TEXT PASSAGE:
The Only Thing Worth Bragging About
CONCLUSIONS: PART 5
The Father's smile
So much of our spirituality and religion is greatly affected by who we know God to be. A.W. Tozer said, "Nothing twists and deforms the soul more than a low or unworthy conception of God." We all have within us a gallery images of who God is, and those images dramatically affect our responses to Him. This gallery greatly affects the faith and religion we live out each day in relationship with God. The trouble is many, if not most of those images are distorted at best or entirely false at worst. This God many of us relate and respond to is not the God of scripture, and we begin to wonder why some of us live out such a grim, hard, and loveless faith each day.
It is because the God we have come to believe is distant and hard to please. God becomes a cold Father demanding your work without encouragement or love or pride in you. It is very difficult to serve that god with enthusiasm or joy. It is difficult not to chalk up other more enthusiastic brothers and sisters to fanaticism when the god you know is cold, removed, and grim. But this is not the God presented in scripture. This is the god of the Pharisees and he will always drive a Pharisaic religion and faith.

(Some records)
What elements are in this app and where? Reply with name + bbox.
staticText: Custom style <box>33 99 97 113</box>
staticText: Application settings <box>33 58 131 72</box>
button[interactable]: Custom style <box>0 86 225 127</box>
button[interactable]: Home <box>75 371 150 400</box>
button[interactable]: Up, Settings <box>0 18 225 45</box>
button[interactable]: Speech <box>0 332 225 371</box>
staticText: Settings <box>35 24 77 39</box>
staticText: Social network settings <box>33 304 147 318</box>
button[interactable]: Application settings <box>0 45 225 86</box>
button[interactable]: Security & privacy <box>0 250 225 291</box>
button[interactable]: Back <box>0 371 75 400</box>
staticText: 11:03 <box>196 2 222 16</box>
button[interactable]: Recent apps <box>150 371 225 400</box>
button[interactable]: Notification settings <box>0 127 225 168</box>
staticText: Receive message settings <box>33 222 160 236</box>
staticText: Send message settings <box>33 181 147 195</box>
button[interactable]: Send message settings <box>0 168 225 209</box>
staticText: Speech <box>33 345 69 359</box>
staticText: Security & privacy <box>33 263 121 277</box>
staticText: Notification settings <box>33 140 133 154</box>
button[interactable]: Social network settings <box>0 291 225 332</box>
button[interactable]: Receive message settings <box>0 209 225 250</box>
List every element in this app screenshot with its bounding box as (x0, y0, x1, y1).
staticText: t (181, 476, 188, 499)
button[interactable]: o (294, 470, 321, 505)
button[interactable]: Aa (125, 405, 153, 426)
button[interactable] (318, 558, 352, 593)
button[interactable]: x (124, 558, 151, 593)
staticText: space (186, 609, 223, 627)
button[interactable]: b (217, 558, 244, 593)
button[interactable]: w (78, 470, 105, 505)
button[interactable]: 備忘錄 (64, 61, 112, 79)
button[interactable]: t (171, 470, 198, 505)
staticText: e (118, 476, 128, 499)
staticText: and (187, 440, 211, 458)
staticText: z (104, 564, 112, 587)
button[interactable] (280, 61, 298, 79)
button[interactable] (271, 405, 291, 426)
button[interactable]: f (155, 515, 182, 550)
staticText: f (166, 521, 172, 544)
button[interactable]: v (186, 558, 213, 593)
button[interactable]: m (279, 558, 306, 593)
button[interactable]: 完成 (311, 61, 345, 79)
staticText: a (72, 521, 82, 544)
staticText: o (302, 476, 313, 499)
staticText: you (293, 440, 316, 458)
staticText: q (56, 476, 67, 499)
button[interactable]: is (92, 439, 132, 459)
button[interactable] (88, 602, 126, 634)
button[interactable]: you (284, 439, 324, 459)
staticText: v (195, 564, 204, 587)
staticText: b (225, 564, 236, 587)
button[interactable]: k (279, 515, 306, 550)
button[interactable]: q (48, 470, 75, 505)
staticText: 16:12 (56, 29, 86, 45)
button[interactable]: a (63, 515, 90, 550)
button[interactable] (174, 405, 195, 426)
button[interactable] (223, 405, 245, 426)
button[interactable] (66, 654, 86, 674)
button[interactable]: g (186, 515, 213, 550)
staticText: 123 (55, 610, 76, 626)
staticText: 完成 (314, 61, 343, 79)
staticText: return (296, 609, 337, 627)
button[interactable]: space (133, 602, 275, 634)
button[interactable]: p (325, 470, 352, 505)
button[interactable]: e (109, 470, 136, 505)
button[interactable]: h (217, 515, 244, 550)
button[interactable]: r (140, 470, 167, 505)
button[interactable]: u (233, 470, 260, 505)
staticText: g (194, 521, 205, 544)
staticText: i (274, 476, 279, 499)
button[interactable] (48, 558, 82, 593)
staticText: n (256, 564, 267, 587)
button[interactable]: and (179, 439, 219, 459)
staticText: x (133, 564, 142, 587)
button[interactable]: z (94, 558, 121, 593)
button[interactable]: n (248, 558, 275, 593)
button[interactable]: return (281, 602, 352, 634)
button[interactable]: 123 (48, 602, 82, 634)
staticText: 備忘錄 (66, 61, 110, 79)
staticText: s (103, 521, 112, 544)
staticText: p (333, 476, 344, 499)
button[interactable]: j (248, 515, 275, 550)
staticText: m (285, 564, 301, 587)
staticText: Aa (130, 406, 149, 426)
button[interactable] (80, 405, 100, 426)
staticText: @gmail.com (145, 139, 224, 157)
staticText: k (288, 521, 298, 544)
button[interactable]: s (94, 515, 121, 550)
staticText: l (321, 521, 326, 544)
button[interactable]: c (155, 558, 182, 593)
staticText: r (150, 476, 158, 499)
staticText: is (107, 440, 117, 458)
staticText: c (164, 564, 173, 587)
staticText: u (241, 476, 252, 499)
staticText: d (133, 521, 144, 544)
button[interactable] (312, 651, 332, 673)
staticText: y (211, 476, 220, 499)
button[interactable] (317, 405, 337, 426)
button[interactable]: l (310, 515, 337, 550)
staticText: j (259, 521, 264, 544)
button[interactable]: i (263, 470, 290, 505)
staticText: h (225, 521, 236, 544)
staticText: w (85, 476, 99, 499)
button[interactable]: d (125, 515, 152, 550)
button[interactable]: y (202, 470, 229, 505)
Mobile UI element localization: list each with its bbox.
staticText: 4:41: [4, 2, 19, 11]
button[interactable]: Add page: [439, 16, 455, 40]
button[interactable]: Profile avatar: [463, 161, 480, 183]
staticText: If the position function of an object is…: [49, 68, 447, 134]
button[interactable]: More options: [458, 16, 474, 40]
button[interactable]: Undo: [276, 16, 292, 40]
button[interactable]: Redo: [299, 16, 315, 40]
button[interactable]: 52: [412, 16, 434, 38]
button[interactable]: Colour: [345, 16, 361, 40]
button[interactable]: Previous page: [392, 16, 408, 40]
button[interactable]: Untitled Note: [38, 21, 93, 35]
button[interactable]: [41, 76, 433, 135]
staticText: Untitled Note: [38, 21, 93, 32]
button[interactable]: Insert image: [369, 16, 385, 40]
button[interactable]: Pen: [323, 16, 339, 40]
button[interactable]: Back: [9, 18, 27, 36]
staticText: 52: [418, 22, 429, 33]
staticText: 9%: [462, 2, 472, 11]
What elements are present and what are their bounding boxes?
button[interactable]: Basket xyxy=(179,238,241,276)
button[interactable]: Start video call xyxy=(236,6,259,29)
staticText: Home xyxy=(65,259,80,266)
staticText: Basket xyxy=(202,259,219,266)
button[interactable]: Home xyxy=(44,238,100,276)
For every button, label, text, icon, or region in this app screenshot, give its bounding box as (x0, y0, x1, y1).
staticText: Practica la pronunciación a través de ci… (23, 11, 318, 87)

DIRECTIONS FOR THIS TASK: According to the passage about images of God, what did A.W. Tozer say twists and deforms the soul more than anything else?

RESULT OF THE EXERCISE: A low or unworthy conception of God.